Your task - Give the listing again in full, exactly as written.

Input rows -
══════════════════════════════
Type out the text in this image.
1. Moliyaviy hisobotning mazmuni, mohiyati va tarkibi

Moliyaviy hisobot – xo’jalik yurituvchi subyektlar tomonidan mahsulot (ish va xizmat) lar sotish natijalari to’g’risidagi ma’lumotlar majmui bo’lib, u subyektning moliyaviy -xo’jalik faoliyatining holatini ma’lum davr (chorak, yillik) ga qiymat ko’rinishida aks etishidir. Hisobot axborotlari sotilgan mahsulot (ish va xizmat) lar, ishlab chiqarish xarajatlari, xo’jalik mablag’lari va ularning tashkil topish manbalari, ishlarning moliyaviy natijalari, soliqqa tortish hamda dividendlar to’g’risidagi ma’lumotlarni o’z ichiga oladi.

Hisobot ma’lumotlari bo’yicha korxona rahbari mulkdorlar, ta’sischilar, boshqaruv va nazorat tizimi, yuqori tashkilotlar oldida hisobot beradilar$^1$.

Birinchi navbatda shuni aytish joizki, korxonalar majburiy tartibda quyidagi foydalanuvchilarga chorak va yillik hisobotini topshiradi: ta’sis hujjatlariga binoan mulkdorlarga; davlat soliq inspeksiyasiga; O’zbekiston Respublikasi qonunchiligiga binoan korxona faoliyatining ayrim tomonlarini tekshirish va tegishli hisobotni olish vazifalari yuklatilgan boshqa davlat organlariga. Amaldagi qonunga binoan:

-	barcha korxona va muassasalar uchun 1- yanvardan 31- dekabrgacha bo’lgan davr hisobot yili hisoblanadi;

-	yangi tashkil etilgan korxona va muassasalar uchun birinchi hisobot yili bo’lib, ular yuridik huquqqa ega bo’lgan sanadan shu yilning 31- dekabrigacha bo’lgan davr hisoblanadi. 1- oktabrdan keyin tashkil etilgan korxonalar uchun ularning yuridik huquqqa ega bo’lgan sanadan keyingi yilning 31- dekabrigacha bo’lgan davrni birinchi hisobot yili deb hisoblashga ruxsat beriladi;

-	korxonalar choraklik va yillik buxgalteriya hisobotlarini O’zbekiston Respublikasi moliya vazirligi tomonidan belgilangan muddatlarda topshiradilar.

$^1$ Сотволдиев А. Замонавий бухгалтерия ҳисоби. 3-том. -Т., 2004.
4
══════════════════════════════
Reply -
Type out the text in this image.
1. Moliyaviy hisobotning mazmuni, mohiyati va tarkibi

Moliyaviy hisobot – xo’jalik yurituvchi subyektlar tomonidan mahsulot (ish va xizmat) lar sotish natijalari to’g’risidagi ma’lumotlar majmui bo’lib, u subyektning moliyaviy -xo’jalik faoliyatining holatini ma’lum davr (chorak, yillik) ga qiymat ko’rinishida aks etishidir. Hisobot axborotlari sotilgan mahsulot (ish va xizmat) lar, ishlab chiqarish xarajatlari, xo’jalik mablag’lari va ularning tashkil topish manbalari, ishlarning moliyaviy natijalari, soliqqa tortish hamda dividendlar to’g’risidagi ma’lumotlarni o’z ichiga oladi.

Hisobot ma’lumotlari bo’yicha korxona rahbari mulkdorlar, ta’sischilar, boshqaruv va nazorat tizimi, yuqori tashkilotlar oldida hisobot beradilar$^1$.

Birinchi navbatda shuni aytish joizki, korxonalar majburiy tartibda quyidagi foydalanuvchilarga chorak va yillik hisobotini topshiradi: ta’sis hujjatlariga binoan mulkdorlarga; davlat soliq inspeksiyasiga; O’zbekiston Respublikasi qonunchiligiga binoan korxona faoliyatining ayrim tomonlarini tekshirish va tegishli hisobotni olish vazifalari yuklatilgan boshqa davlat organlariga. Amaldagi qonunga binoan:

-	barcha korxona va muassasalar uchun 1- yanvardan 31- dekabrgacha bo’lgan davr hisobot yili hisoblanadi;

-	yangi tashkil etilgan korxona va muassasalar uchun birinchi hisobot yili bo’lib, ular yuridik huquqqa ega bo’lgan sanadan shu yilning 31- dekabrigacha bo’lgan davr hisoblanadi. 1- oktabrdan keyin tashkil etilgan korxonalar uchun ularning yuridik huquqqa ega bo’lgan sanadan keyingi yilning 31- dekabrigacha bo’lgan davrni birinchi hisobot yili deb hisoblashga ruxsat beriladi;

-	korxonalar choraklik va yillik buxgalteriya hisobotlarini O’zbekiston Respublikasi moliya vazirligi tomonidan belgilangan muddatlarda topshiradilar.

$^1$ Сотволдиев А. Замонавий бухгалтерия ҳисоби. 3-том. -Т., 2004.
4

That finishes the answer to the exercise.